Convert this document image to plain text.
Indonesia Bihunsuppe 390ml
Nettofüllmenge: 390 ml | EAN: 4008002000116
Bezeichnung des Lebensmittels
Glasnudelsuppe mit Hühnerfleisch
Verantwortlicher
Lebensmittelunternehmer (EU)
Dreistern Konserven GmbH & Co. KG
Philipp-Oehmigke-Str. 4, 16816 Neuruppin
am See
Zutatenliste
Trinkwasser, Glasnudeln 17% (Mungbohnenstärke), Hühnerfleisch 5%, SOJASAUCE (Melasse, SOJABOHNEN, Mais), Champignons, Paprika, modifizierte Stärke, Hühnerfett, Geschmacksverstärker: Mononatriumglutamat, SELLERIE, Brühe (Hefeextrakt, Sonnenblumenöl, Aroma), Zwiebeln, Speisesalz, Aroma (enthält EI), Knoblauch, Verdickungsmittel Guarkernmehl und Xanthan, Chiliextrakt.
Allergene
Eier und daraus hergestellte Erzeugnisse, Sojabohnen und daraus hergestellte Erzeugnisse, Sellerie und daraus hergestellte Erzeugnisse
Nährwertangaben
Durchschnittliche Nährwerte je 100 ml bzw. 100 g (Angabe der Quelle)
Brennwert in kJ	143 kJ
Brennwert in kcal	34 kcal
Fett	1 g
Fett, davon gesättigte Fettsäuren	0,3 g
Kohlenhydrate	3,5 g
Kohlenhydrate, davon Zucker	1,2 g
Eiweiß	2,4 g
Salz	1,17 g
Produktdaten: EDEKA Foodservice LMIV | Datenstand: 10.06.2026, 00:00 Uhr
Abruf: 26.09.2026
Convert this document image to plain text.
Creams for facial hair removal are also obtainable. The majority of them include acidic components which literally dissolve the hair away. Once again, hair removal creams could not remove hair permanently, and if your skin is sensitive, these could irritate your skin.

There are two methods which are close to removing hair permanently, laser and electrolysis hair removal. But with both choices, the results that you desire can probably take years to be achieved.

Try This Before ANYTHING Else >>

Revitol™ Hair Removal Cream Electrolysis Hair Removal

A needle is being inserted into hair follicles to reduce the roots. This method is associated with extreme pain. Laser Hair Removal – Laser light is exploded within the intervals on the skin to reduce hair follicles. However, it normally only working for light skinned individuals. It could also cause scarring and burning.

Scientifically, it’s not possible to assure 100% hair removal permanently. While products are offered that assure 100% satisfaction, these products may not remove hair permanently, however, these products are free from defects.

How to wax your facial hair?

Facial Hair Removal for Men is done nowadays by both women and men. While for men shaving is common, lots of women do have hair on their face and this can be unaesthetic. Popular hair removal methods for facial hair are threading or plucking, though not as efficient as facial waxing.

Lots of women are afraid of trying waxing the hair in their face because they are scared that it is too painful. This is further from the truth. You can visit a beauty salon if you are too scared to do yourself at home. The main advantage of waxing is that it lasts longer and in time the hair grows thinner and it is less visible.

++++++++++

BRIEF
Select every line above that contains the word "Brennwert", and copy it.

REPLY
Brennwert in kJ	143 kJ
Brennwert in kcal	34 kcal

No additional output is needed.